++++ Records to use

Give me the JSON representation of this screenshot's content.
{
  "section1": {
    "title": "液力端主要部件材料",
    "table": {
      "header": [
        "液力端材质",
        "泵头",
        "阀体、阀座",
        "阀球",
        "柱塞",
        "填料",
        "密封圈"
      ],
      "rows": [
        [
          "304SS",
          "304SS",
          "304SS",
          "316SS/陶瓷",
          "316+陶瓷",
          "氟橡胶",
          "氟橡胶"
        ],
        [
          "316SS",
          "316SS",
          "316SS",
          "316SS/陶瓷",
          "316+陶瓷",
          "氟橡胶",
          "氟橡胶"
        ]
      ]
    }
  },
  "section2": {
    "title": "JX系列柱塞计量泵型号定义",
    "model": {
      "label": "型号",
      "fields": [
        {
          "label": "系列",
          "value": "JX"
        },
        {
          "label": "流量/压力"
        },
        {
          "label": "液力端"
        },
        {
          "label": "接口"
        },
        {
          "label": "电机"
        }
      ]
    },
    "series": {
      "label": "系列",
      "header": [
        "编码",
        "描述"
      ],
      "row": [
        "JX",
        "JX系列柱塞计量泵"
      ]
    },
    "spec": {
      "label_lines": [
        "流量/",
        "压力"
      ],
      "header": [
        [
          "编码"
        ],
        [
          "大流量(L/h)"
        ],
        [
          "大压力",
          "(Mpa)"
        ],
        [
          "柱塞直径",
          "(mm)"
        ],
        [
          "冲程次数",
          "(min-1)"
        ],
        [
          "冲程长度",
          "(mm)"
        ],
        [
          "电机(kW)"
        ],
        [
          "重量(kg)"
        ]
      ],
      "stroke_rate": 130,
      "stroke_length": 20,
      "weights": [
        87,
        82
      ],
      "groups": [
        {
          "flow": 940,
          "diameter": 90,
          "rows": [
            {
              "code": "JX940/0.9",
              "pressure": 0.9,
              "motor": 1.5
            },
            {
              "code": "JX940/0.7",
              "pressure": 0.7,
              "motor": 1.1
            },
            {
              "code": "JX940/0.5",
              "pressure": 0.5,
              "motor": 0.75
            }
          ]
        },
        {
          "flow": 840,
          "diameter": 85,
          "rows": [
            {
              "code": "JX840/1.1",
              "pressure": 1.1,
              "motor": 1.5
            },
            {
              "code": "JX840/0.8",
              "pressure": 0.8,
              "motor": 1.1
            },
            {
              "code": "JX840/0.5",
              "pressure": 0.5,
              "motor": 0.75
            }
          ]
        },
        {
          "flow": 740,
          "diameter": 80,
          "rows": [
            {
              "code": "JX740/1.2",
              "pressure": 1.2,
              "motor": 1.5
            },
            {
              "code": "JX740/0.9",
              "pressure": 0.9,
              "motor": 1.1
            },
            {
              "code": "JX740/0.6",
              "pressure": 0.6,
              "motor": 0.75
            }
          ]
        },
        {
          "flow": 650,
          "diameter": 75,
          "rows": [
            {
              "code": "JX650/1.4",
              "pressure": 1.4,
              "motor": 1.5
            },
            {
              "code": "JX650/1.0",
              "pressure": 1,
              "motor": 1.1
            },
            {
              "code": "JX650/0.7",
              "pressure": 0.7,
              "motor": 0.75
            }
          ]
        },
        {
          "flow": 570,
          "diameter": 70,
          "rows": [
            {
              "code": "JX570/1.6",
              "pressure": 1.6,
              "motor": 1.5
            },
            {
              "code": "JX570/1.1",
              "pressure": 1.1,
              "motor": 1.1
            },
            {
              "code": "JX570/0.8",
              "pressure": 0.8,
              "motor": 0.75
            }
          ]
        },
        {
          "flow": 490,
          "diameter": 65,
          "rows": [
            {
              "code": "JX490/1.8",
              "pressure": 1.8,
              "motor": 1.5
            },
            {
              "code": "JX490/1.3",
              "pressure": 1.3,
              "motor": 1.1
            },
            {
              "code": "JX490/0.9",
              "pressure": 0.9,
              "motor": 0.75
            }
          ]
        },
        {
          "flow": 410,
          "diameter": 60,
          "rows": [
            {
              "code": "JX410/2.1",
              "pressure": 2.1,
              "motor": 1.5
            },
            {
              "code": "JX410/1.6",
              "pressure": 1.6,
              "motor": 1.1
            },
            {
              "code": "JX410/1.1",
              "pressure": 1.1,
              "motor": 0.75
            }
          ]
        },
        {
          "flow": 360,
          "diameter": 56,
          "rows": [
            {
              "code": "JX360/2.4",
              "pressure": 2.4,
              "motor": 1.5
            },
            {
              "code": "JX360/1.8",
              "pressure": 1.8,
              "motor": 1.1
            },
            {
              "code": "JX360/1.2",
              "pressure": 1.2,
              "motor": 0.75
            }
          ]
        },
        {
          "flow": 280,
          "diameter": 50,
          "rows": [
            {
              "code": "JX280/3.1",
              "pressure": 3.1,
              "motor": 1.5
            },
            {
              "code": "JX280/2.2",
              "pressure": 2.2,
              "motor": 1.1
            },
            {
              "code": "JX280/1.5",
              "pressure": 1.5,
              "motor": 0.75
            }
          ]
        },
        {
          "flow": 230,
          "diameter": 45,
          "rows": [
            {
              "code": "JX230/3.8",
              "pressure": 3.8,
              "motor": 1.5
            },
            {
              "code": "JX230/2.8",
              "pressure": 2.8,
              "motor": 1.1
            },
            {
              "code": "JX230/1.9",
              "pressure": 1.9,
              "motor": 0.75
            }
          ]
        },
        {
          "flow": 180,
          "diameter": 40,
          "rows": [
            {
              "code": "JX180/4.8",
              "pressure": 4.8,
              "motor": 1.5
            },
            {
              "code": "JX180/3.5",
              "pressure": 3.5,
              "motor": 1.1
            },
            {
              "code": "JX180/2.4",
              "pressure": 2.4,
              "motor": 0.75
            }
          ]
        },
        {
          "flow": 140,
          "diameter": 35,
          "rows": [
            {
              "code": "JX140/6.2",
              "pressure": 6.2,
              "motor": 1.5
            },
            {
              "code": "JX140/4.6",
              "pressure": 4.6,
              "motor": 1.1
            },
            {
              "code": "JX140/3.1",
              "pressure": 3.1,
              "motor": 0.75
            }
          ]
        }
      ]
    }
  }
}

++++++++

> _Objective_: Transcribe all the entries, keeping each one exactly as it is.

> _Task result_:
Give me the JSON representation of this screenshot's content.
{
  "section1": {
    "title": "液力端主要部件材料",
    "table": {
      "header": [
        "液力端材质",
        "泵头",
        "阀体、阀座",
        "阀球",
        "柱塞",
        "填料",
        "密封圈"
      ],
      "rows": [
        [
          "304SS",
          "304SS",
          "304SS",
          "316SS/陶瓷",
          "316+陶瓷",
          "氟橡胶",
          "氟橡胶"
        ],
        [
          "316SS",
          "316SS",
          "316SS",
          "316SS/陶瓷",
          "316+陶瓷",
          "氟橡胶",
          "氟橡胶"
        ]
      ]
    }
  },
  "section2": {
    "title": "JX系列柱塞计量泵型号定义",
    "model": {
      "label": "型号",
      "fields": [
        {
          "label": "系列",
          "value": "JX"
        },
        {
          "label": "流量/压力"
        },
        {
          "label": "液力端"
        },
        {
          "label": "接口"
        },
        {
          "label": "电机"
        }
      ]
    },
    "series": {
      "label": "系列",
      "header": [
        "编码",
        "描述"
      ],
      "row": [
        "JX",
        "JX系列柱塞计量泵"
      ]
    },
    "spec": {
      "label_lines": [
        "流量/",
        "压力"
      ],
      "header": [
        [
          "编码"
        ],
        [
          "大流量(L/h)"
        ],
        [
          "大压力",
          "(Mpa)"
        ],
        [
          "柱塞直径",
          "(mm)"
        ],
        [
          "冲程次数",
          "(min-1)"
        ],
        [
          "冲程长度",
          "(mm)"
        ],
        [
          "电机(kW)"
        ],
        [
          "重量(kg)"
        ]
      ],
      "stroke_rate": 130,
      "stroke_length": 20,
      "weights": [
        87,
        82
      ],
      "groups": [
        {
          "flow": 940,
          "diameter": 90,
          "rows": [
            {
              "code": "JX940/0.9",
              "pressure": 0.9,
              "motor": 1.5
            },
            {
              "code": "JX940/0.7",
              "pressure": 0.7,
              "motor": 1.1
            },
            {
              "code": "JX940/0.5",
              "pressure": 0.5,
              "motor": 0.75
            }
          ]
        },
        {
          "flow": 840,
          "diameter": 85,
          "rows": [
            {
              "code": "JX840/1.1",
              "pressure": 1.1,
              "motor": 1.5
            },
            {
              "code": "JX840/0.8",
              "pressure": 0.8,
              "motor": 1.1
            },
            {
              "code": "JX840/0.5",
              "pressure": 0.5,
              "motor": 0.75
            }
          ]
        },
        {
          "flow": 740,
          "diameter": 80,
          "rows": [
            {
              "code": "JX740/1.2",
              "pressure": 1.2,
              "motor": 1.5
            },
            {
              "code": "JX740/0.9",
              "pressure": 0.9,
              "motor": 1.1
            },
            {
              "code": "JX740/0.6",
              "pressure": 0.6,
              "motor": 0.75
            }
          ]
        },
        {
          "flow": 650,
          "diameter": 75,
          "rows": [
            {
              "code": "JX650/1.4",
              "pressure": 1.4,
              "motor": 1.5
            },
            {
              "code": "JX650/1.0",
              "pressure": 1,
              "motor": 1.1
            },
            {
              "code": "JX650/0.7",
              "pressure": 0.7,
              "motor": 0.75
            }
          ]
        },
        {
          "flow": 570,
          "diameter": 70,
          "rows": [
            {
              "code": "JX570/1.6",
              "pressure": 1.6,
              "motor": 1.5
            },
            {
              "code": "JX570/1.1",
              "pressure": 1.1,
              "motor": 1.1
            },
            {
              "code": "JX570/0.8",
              "pressure": 0.8,
              "motor": 0.75
            }
          ]
        },
        {
          "flow": 490,
          "diameter": 65,
          "rows": [
            {
              "code": "JX490/1.8",
              "pressure": 1.8,
              "motor": 1.5
            },
            {
              "code": "JX490/1.3",
              "pressure": 1.3,
              "motor": 1.1
            },
            {
              "code": "JX490/0.9",
              "pressure": 0.9,
              "motor": 0.75
            }
          ]
        },
        {
          "flow": 410,
          "diameter": 60,
          "rows": [
            {
              "code": "JX410/2.1",
              "pressure": 2.1,
              "motor": 1.5
            },
            {
              "code": "JX410/1.6",
              "pressure": 1.6,
              "motor": 1.1
            },
            {
              "code": "JX410/1.1",
              "pressure": 1.1,
              "motor": 0.75
            }
          ]
        },
        {
          "flow": 360,
          "diameter": 56,
          "rows": [
            {
              "code": "JX360/2.4",
              "pressure": 2.4,
              "motor": 1.5
            },
            {
              "code": "JX360/1.8",
              "pressure": 1.8,
              "motor": 1.1
            },
            {
              "code": "JX360/1.2",
              "pressure": 1.2,
              "motor": 0.75
            }
          ]
        },
        {
          "flow": 280,
          "diameter": 50,
          "rows": [
            {
              "code": "JX280/3.1",
              "pressure": 3.1,
              "motor": 1.5
            },
            {
              "code": "JX280/2.2",
              "pressure": 2.2,
              "motor": 1.1
            },
            {
              "code": "JX280/1.5",
              "pressure": 1.5,
              "motor": 0.75
            }
          ]
        },
        {
          "flow": 230,
          "diameter": 45,
          "rows": [
            {
              "code": "JX230/3.8",
              "pressure": 3.8,
              "motor": 1.5
            },
            {
              "code": "JX230/2.8",
              "pressure": 2.8,
              "motor": 1.1
            },
            {
              "code": "JX230/1.9",
              "pressure": 1.9,
              "motor": 0.75
            }
          ]
        },
        {
          "flow": 180,
          "diameter": 40,
          "rows": [
            {
              "code": "JX180/4.8",
              "pressure": 4.8,
              "motor": 1.5
            },
            {
              "code": "JX180/3.5",
              "pressure": 3.5,
              "motor": 1.1
            },
            {
              "code": "JX180/2.4",
              "pressure": 2.4,
              "motor": 0.75
            }
          ]
        },
        {
          "flow": 140,
          "diameter": 35,
          "rows": [
            {
              "code": "JX140/6.2",
              "pressure": 6.2,
              "motor": 1.5
            },
            {
              "code": "JX140/4.6",
              "pressure": 4.6,
              "motor": 1.1
            },
            {
              "code": "JX140/3.1",
              "pressure": 3.1,
              "motor": 0.75
            }
          ]
        }
      ]
    }
  }
}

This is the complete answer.